◆ **INSTRUCTIONS TO FOLLOW**: Check each line of the material. Copy those containing "Distinct".

◆ **THE INPUT**:

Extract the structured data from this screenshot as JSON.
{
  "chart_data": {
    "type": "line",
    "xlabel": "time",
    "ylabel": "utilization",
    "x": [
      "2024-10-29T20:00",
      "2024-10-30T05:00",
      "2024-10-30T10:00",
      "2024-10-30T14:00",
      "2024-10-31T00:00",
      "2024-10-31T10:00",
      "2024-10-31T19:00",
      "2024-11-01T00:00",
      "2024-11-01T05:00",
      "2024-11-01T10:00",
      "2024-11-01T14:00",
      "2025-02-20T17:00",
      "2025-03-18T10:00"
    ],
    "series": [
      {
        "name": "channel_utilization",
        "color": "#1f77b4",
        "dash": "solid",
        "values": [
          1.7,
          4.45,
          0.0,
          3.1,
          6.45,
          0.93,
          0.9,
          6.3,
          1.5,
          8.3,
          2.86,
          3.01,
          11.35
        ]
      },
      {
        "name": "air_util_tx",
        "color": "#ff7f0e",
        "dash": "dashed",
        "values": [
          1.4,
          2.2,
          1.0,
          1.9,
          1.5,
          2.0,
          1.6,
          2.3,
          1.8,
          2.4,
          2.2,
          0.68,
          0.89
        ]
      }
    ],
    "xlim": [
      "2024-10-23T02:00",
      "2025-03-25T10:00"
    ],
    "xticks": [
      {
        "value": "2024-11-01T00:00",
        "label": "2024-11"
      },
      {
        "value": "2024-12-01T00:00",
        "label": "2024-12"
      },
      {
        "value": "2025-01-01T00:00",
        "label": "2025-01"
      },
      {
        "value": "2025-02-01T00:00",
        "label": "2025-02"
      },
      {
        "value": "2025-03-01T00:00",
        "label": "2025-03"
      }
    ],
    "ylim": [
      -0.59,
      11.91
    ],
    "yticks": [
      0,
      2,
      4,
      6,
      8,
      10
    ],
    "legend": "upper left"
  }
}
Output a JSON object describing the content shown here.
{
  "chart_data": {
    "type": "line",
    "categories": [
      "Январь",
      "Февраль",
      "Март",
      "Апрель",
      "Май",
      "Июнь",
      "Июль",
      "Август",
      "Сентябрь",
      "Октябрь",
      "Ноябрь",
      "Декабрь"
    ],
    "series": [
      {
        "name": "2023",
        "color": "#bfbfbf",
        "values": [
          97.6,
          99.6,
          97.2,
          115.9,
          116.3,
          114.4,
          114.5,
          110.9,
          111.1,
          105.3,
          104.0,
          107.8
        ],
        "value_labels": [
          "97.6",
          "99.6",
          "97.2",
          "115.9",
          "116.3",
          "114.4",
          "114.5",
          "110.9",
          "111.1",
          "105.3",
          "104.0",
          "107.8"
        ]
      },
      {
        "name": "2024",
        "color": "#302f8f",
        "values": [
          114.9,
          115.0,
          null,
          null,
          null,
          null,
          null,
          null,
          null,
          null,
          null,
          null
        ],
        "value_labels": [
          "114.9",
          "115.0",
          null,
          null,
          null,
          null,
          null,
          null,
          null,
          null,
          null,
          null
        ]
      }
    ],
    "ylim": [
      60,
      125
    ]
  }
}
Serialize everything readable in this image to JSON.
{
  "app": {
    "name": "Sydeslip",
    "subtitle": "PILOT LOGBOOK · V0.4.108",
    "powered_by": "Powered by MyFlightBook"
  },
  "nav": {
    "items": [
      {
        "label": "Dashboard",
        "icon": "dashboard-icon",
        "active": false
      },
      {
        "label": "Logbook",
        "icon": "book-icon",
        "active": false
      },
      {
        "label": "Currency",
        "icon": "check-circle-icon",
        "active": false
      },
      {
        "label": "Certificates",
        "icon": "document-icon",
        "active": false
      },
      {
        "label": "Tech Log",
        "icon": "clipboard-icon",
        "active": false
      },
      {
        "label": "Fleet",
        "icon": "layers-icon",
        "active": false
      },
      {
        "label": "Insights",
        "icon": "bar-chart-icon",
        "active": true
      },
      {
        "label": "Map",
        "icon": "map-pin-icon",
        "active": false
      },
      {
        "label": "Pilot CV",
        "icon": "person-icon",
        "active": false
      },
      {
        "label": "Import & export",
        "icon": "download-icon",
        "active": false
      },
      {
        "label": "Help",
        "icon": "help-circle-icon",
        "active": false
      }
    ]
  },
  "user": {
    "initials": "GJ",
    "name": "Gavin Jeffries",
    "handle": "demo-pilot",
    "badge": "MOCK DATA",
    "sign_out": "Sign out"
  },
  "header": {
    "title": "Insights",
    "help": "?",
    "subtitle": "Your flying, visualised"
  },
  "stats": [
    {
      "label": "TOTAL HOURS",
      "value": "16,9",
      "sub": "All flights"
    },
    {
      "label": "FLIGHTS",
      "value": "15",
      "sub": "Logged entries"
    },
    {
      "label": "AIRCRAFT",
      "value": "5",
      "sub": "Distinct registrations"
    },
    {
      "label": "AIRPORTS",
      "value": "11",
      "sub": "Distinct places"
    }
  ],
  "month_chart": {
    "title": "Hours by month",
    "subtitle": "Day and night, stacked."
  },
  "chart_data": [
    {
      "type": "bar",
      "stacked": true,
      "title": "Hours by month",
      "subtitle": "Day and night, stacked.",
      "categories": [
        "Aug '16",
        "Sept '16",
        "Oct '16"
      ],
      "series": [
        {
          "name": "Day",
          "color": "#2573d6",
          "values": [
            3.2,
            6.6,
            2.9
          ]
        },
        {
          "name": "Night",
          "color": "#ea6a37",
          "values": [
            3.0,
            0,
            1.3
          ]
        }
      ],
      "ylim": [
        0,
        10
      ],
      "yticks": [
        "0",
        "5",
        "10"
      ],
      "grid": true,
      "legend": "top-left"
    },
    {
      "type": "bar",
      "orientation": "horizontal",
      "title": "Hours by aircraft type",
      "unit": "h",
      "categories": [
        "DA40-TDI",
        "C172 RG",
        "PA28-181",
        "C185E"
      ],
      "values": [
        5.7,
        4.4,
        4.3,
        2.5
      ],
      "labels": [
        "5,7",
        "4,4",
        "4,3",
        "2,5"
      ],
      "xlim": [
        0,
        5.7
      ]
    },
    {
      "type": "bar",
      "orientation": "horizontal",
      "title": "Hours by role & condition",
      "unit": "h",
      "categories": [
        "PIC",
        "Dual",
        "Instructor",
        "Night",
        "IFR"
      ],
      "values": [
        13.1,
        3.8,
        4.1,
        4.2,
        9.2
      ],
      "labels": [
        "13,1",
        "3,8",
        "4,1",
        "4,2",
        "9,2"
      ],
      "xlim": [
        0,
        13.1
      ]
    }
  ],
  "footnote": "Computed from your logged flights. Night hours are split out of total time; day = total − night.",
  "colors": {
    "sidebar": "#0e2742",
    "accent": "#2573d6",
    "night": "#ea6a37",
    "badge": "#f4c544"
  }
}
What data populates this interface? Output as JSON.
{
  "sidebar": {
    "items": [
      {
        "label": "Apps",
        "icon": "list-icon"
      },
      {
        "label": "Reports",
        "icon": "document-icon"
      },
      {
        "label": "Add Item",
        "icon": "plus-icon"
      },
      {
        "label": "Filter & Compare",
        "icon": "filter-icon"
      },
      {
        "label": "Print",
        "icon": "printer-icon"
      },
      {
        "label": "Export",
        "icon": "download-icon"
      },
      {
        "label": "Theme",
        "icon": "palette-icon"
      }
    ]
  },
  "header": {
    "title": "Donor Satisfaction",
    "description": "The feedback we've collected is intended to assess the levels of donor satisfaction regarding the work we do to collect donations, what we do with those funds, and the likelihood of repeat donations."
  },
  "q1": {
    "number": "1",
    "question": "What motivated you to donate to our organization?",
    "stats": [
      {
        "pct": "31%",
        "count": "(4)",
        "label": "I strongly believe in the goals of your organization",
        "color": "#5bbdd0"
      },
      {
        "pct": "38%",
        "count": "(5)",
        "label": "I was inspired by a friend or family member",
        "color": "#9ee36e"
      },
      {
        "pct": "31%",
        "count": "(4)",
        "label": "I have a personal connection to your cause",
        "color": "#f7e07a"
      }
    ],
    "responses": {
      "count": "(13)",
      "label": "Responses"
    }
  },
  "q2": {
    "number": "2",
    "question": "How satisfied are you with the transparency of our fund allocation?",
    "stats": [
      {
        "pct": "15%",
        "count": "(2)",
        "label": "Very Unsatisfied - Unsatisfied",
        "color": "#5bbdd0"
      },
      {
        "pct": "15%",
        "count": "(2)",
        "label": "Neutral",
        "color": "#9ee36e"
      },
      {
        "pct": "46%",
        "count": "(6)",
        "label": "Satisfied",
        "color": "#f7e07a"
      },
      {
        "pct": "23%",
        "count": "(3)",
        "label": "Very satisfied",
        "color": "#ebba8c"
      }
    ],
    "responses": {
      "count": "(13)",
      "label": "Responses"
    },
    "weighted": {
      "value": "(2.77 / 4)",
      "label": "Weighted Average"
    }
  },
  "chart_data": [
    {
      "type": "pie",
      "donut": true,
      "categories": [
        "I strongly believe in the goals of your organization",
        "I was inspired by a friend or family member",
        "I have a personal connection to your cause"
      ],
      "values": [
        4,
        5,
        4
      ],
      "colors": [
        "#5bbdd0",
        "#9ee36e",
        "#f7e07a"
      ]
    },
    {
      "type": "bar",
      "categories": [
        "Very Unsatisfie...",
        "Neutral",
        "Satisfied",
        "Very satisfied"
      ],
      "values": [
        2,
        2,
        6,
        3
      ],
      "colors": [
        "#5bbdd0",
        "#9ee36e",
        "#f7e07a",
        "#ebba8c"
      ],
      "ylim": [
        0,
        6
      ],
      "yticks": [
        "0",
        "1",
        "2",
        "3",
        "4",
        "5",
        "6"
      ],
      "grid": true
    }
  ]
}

◆ **FINISHED EXERCISE**:
      "sub": "Distinct registrations"
      "sub": "Distinct places"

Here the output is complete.